→ Task instructions
For the material that follows, list every line containing the word "amnis".

====== Listed entries ======

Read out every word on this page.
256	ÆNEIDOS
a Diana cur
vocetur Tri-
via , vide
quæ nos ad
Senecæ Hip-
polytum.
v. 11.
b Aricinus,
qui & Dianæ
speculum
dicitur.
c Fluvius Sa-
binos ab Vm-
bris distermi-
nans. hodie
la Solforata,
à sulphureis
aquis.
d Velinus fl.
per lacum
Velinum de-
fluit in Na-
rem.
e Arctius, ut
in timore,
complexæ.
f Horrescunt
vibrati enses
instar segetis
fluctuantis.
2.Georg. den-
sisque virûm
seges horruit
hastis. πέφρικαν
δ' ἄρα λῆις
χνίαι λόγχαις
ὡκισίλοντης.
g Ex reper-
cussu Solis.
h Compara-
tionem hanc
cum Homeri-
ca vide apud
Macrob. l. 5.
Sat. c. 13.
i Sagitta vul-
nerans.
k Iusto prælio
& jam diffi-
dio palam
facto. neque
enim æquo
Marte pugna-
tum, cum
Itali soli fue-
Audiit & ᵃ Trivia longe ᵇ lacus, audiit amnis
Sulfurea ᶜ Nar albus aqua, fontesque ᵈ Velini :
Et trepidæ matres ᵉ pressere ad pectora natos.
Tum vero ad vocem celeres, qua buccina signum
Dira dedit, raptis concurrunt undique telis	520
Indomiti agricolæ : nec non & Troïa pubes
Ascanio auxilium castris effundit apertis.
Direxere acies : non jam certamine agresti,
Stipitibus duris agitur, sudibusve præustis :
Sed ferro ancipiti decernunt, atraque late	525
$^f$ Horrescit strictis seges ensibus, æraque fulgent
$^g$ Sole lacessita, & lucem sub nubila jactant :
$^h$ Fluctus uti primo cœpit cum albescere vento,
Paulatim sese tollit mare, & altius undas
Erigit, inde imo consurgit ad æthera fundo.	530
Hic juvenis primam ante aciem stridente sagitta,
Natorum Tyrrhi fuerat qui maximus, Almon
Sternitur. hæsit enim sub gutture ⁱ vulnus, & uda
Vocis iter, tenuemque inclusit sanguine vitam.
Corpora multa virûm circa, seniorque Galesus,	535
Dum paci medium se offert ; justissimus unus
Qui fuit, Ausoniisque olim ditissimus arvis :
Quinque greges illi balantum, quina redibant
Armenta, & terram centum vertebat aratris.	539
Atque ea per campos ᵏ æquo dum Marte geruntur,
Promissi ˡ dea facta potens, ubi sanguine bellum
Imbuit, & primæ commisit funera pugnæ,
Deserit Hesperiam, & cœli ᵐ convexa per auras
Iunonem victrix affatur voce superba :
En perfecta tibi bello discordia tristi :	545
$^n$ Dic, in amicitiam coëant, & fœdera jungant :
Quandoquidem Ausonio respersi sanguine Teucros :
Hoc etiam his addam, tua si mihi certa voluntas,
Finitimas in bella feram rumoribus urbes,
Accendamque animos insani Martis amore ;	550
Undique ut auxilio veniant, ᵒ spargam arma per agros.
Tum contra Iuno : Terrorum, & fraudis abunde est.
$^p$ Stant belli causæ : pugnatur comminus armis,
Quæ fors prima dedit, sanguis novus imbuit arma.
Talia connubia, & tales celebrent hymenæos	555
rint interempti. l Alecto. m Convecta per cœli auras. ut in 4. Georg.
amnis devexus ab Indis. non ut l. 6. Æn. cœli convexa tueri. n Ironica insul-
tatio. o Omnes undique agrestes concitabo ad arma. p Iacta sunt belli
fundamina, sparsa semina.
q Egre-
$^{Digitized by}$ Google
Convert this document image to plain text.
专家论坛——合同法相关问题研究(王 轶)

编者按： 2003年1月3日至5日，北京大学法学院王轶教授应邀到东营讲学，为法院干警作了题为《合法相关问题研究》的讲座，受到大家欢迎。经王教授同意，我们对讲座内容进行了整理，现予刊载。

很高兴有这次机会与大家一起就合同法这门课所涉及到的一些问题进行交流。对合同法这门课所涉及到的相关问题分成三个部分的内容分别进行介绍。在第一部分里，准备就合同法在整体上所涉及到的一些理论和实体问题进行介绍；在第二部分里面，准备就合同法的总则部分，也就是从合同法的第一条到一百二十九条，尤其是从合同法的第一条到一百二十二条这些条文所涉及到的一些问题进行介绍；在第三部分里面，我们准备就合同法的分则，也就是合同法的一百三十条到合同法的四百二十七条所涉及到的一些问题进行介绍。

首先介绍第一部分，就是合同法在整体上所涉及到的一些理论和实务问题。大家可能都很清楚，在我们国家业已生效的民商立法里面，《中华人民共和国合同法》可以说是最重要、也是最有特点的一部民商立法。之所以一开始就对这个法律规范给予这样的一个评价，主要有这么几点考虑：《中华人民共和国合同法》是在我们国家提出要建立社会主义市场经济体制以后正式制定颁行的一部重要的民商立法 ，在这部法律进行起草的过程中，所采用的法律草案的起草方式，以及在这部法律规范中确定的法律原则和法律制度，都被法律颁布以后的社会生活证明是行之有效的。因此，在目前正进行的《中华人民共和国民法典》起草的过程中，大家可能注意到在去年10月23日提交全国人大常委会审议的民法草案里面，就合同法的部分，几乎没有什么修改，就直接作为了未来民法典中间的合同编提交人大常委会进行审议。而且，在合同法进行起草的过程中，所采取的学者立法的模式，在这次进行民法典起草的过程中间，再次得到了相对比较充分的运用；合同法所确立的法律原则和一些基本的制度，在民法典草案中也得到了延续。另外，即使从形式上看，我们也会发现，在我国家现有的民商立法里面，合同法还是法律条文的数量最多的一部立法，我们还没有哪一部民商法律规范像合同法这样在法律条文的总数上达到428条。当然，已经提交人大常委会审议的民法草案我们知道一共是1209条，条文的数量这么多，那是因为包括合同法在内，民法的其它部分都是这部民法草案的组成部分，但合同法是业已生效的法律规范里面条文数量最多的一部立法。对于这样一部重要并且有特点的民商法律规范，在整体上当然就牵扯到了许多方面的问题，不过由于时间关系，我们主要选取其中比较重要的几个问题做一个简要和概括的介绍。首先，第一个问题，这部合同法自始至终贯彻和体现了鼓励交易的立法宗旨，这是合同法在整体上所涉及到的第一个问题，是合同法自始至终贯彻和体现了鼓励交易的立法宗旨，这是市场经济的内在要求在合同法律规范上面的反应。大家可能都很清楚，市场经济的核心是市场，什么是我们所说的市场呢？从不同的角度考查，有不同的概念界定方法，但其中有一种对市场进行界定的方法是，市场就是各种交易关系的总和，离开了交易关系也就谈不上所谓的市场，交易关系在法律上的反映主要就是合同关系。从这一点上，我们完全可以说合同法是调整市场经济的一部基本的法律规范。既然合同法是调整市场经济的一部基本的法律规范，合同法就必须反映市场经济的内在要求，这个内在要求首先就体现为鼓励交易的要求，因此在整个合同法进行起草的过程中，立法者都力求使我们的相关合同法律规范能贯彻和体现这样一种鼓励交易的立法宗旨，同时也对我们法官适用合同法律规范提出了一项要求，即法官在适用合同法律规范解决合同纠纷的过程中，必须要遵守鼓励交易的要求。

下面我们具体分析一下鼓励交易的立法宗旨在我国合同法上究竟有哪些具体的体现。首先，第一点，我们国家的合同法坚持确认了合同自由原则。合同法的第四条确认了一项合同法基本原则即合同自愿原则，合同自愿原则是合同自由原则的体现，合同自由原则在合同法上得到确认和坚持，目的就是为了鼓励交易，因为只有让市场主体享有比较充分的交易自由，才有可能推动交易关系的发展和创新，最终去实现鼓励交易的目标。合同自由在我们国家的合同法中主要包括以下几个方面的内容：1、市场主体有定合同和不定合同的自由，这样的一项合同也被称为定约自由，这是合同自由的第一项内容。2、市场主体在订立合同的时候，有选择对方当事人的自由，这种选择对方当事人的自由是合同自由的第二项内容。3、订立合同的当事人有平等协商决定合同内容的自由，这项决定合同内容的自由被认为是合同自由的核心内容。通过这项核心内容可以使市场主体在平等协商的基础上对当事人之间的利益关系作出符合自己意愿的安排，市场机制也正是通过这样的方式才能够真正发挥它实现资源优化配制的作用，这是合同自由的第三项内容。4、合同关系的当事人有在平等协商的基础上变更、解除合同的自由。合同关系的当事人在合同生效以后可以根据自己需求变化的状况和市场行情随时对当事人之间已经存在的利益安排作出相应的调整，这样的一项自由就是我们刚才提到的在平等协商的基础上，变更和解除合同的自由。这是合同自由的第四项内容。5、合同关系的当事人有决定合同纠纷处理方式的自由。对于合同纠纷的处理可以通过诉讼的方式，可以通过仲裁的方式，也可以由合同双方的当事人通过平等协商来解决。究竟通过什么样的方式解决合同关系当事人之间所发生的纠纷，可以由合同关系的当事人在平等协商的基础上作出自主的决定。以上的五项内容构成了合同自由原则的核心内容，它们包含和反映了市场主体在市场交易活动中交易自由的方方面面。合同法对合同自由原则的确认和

======

→ Written response
Audiit & ᵃ Trivia longe ᵇ lacus, audiit amnis
amnis devexus ab Indis. non ut l. 6. Æn. cœli convexa tueri. n Ironica insul-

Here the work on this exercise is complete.